[Instructions to follow]:
Write out the passage of the concert review below starting at "Venue: The Padang, Singapore" and ending at "of the spotlight.", word for word.

Venue: The Padang, Singapore
Date: 21st September 2019
Promoter: Singapore GP Pte Ltd
Review by: Anna F.
Special Thanks: The Singapore GP Pte Ltd Team
Photos by Lee Jia Wen: J.S. Ondara | Lighthouse Family | Gwen Stefani | Muse
The second day of the Singapore Grand Prix saw the likes of mega pop star Gwen Stefani and rock icons Muse – both acts deserving of the spotlight.
With her signature platinum blonde locks and bold red lipstick, Gwen strutted the stage with confidence and purpose, cleverly juxtaposing her older evergreen hit singles from her No Doubt days like “Hey Baby”, “Don’t Speak” and “Just a Girl” with her more poppy tracks like “Cool”, “Make Me Like You”, Wind It Up”, and “Hollaback Girl.”
A good decade since last performing here, she brought with her vintage productions doused in voguish affairs and high-octane anthems that got the audience moving and transfixed on what else she had up her sleeve for the night. And for a 75-minute set which was jam-packed with funkadelic beats and reggae undertones, her performance was indeed a sweet escape.

[Records supplied]:
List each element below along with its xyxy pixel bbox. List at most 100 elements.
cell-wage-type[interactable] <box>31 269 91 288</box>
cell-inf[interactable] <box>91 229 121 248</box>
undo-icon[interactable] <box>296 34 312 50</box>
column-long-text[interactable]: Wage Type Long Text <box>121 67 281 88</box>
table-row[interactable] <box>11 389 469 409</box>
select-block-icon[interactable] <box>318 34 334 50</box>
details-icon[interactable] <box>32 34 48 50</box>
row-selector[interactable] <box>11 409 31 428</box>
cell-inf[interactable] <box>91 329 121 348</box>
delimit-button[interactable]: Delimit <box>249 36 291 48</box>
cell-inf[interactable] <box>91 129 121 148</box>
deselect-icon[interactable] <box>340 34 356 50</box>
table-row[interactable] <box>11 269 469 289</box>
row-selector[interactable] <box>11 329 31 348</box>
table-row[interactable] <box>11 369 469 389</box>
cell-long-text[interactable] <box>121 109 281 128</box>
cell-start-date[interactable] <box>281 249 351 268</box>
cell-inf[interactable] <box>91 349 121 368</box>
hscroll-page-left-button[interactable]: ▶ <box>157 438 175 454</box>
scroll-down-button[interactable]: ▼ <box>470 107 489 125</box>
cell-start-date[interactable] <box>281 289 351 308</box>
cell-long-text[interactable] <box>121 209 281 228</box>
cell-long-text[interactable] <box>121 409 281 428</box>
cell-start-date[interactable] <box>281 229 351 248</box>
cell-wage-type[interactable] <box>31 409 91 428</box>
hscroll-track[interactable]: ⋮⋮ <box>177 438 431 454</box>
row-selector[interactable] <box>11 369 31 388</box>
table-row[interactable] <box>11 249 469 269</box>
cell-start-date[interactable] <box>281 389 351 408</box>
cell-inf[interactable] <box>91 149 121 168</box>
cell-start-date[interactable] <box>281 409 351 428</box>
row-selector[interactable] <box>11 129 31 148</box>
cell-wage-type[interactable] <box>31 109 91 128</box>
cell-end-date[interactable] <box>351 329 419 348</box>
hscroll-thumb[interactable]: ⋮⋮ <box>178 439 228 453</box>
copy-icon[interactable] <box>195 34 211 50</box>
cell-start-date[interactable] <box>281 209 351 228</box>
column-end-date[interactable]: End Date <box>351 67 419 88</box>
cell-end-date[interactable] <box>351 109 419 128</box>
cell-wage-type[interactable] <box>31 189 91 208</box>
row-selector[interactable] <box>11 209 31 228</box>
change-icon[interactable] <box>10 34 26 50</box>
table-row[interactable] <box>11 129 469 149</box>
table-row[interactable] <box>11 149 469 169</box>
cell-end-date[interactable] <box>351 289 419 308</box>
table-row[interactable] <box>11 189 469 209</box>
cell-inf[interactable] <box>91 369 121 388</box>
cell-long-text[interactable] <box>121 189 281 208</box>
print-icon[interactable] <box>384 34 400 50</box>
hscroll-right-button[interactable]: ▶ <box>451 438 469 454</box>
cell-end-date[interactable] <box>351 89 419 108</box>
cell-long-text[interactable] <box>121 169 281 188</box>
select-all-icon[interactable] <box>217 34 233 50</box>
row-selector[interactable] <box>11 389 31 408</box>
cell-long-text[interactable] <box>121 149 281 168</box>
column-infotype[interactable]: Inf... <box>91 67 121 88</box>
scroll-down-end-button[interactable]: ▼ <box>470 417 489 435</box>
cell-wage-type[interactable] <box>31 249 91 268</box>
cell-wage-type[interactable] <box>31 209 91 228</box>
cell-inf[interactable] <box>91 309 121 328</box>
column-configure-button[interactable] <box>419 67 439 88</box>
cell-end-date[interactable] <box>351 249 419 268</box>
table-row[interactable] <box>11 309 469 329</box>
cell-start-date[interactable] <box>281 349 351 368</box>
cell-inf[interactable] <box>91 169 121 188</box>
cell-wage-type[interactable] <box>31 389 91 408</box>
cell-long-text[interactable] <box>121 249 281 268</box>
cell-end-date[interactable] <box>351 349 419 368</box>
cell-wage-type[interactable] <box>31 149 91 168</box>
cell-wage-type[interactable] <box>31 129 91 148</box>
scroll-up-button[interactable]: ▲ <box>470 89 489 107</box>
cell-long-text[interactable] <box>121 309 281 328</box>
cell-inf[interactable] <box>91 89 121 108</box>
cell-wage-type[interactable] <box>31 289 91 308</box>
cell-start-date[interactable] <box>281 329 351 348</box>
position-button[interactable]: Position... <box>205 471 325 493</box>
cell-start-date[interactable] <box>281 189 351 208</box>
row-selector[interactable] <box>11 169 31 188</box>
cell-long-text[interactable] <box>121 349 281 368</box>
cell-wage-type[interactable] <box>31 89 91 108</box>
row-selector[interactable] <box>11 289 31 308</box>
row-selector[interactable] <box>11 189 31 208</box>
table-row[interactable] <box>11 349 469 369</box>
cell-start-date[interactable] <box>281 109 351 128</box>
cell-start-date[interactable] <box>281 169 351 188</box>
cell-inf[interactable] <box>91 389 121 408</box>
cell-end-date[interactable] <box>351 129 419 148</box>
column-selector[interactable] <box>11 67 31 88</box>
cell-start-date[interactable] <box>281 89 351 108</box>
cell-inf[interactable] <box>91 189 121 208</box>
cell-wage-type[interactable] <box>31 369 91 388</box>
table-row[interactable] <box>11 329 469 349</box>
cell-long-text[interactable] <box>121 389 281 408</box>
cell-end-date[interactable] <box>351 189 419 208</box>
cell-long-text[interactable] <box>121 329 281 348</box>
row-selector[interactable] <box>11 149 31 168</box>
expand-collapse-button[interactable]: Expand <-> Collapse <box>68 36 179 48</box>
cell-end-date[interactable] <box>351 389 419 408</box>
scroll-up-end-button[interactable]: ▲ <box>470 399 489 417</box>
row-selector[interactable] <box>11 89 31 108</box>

[Expected output]:
Venue: The Padang, Singapore
Date: 21st September 2019
Promoter: Singapore GP Pte Ltd
Review by: Anna F.
Special Thanks: The Singapore GP Pte Ltd Team
Photos by Lee Jia Wen: J.S. Ondara | Lighthouse Family | Gwen Stefani | Muse
The second day of the Singapore Grand Prix saw the likes of mega pop star Gwen Stefani and rock icons Muse – both acts deserving of the spotlight.